### Exercise instructions
Pick out the lines below with "transporte" and list them.

[Data records]
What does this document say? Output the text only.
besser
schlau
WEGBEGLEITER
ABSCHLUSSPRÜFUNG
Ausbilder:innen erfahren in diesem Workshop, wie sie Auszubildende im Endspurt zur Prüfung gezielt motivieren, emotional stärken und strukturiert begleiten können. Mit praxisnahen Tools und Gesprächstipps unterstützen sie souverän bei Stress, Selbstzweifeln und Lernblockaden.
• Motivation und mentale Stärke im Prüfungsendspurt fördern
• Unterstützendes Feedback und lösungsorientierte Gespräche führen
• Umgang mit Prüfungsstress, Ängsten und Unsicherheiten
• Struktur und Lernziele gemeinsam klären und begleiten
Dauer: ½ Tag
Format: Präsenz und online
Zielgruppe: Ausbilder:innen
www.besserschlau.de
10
---
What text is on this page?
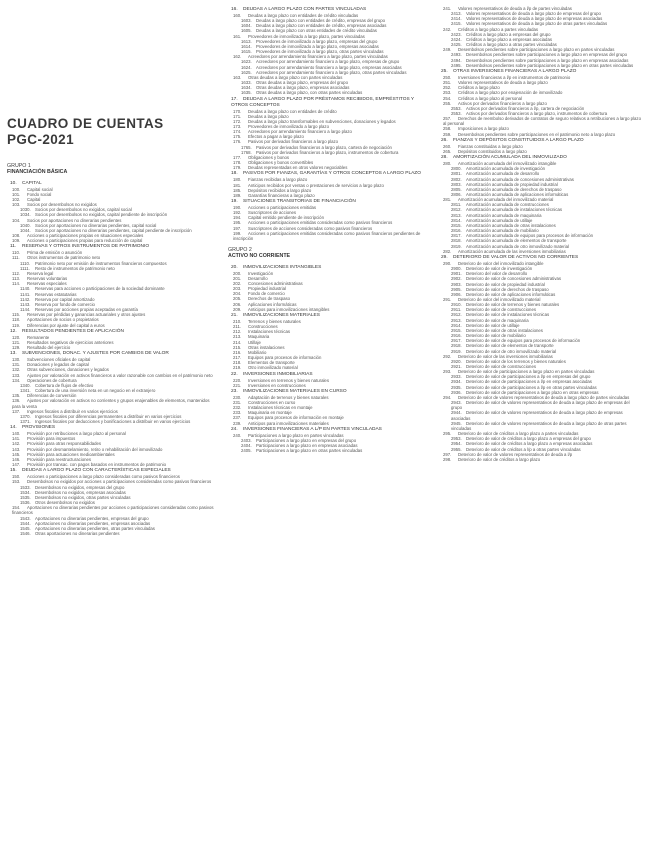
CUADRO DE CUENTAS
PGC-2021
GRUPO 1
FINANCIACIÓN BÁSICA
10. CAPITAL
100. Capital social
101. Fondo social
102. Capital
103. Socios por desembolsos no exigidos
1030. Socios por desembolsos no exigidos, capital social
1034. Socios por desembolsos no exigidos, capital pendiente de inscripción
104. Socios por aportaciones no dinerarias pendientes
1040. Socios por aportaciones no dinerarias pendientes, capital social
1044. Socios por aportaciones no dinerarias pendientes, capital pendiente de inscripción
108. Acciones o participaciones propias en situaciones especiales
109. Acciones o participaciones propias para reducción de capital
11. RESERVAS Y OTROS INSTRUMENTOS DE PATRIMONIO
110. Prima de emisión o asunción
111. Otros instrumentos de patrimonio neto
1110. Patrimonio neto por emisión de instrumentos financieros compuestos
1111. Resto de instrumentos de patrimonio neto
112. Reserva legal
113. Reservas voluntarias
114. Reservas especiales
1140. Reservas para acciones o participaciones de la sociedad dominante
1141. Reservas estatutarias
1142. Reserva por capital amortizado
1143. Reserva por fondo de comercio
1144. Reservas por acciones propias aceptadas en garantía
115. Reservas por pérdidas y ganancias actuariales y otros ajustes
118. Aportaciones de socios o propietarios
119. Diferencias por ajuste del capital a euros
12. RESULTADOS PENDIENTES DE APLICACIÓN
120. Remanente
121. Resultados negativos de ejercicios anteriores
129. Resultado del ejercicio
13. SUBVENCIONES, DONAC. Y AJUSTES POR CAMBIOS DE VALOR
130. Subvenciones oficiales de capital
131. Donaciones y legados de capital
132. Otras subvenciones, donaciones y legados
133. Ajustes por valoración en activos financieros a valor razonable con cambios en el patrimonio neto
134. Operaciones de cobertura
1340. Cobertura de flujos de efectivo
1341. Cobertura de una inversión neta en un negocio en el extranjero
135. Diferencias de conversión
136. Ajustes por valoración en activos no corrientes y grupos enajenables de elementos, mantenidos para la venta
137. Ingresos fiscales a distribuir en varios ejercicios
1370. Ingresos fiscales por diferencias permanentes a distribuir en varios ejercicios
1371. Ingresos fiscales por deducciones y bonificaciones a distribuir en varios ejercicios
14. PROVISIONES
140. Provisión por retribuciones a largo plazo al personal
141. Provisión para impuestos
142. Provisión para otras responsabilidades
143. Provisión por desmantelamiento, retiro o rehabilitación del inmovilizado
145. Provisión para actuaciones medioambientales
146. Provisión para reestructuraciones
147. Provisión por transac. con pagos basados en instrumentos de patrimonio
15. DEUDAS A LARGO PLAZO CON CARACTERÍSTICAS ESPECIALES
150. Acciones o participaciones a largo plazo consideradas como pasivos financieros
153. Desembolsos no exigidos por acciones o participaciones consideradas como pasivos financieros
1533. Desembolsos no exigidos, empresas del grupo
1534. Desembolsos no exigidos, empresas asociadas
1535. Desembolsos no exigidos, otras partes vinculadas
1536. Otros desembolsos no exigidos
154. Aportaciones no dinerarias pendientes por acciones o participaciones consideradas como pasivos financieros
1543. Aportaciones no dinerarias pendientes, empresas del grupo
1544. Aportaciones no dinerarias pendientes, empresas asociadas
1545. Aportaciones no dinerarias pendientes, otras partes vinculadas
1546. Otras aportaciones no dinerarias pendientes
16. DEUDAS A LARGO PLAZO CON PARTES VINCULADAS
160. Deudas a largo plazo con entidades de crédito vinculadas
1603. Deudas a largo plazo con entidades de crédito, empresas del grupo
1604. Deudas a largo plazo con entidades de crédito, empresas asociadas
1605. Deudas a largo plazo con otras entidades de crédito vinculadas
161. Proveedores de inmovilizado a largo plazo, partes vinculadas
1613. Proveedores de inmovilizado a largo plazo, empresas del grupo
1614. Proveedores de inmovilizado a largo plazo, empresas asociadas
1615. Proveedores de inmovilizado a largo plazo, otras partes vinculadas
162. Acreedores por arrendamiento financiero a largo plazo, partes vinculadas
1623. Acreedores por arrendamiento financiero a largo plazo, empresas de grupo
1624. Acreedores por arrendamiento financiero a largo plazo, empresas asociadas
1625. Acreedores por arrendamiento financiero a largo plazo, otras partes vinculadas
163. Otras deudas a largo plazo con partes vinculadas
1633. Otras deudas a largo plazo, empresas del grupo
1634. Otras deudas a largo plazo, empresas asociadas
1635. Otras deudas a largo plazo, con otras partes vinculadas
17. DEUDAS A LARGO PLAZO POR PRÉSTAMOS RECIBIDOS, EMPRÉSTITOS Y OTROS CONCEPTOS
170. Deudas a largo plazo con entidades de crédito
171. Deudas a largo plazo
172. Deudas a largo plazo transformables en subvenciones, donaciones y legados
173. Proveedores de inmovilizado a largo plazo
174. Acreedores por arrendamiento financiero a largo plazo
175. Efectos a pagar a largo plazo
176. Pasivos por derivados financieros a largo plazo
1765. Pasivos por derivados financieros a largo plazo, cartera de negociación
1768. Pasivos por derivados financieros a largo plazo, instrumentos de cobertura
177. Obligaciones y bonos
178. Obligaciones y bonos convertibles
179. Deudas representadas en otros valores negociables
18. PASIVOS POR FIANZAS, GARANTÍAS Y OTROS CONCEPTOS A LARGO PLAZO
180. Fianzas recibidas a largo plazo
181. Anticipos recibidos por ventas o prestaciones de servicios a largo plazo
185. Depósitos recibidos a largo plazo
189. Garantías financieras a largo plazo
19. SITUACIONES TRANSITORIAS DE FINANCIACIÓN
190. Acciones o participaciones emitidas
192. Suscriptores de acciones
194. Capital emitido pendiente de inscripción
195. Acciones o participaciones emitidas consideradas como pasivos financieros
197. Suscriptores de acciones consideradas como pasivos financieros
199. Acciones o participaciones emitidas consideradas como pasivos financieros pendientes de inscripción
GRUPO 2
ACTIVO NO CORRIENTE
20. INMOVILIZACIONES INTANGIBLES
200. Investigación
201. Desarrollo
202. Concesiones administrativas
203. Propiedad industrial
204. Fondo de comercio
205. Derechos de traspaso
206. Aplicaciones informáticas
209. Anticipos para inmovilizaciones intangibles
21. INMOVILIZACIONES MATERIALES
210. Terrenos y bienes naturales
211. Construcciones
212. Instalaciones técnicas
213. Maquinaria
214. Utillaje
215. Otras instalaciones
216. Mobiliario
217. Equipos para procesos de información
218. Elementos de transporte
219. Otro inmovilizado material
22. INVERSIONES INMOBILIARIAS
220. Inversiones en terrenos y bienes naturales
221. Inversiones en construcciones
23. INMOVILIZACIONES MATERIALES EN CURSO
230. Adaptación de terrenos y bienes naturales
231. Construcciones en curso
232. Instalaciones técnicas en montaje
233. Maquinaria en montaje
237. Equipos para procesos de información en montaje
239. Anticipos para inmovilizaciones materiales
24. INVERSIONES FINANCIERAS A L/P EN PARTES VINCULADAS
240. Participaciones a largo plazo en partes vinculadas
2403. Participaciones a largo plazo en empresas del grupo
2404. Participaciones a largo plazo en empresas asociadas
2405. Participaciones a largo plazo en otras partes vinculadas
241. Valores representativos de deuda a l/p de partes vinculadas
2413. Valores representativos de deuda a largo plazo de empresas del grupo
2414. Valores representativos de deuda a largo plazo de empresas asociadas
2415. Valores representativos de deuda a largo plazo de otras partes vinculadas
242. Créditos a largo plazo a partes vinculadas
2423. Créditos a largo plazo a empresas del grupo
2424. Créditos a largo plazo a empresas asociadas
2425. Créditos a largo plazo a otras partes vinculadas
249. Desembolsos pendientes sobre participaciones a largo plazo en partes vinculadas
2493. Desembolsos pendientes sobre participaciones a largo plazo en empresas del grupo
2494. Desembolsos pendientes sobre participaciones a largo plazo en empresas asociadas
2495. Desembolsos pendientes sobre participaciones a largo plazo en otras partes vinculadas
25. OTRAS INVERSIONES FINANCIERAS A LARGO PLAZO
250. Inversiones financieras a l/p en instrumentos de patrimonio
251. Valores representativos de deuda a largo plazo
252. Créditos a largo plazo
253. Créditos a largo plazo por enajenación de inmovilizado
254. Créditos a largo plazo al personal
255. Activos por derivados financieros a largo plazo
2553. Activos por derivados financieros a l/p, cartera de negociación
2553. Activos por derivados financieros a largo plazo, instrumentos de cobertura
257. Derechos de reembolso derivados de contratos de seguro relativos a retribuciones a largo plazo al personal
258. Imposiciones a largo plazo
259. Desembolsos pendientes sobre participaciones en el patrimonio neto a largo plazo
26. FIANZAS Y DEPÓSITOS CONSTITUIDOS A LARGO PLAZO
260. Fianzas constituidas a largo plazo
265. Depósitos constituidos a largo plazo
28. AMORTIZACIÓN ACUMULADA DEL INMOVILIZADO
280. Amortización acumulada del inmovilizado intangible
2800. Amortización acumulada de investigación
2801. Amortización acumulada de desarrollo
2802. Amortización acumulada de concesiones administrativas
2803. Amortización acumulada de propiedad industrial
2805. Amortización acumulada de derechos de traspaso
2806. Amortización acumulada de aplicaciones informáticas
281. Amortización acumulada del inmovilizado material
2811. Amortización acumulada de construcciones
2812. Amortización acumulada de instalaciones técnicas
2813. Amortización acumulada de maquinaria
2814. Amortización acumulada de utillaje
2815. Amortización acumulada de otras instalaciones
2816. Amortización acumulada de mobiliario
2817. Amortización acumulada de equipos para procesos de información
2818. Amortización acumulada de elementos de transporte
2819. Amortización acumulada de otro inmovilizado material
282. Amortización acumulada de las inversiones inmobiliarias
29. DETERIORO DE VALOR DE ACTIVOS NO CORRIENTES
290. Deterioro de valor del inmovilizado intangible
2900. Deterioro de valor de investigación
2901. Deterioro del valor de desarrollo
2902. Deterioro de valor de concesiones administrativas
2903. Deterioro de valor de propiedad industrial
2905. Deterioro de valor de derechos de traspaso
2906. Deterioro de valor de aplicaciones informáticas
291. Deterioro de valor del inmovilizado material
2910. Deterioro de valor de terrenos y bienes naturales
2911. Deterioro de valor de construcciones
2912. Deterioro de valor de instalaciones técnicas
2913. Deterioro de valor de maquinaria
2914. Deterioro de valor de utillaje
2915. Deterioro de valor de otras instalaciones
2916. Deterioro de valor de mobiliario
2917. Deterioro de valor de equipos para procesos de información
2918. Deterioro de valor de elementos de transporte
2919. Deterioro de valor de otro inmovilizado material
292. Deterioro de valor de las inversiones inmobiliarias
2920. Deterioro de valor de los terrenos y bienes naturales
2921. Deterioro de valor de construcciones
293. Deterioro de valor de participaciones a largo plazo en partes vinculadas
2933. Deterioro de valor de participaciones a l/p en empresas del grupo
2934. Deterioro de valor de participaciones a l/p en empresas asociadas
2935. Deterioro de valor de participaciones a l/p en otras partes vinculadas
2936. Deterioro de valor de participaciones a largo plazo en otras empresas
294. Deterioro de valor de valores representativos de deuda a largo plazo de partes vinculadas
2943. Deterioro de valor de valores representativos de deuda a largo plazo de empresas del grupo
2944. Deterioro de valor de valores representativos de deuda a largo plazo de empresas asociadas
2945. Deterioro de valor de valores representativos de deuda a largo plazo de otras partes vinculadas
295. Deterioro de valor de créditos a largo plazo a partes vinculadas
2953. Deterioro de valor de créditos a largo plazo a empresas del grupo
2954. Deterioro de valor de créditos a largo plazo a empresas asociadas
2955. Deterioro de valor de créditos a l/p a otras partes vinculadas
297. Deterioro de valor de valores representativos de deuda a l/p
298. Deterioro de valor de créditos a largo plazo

### Expected answer
218. Elementos de transporte
2818. Amortización acumulada de elementos de transporte
2918. Deterioro de valor de elementos de transporte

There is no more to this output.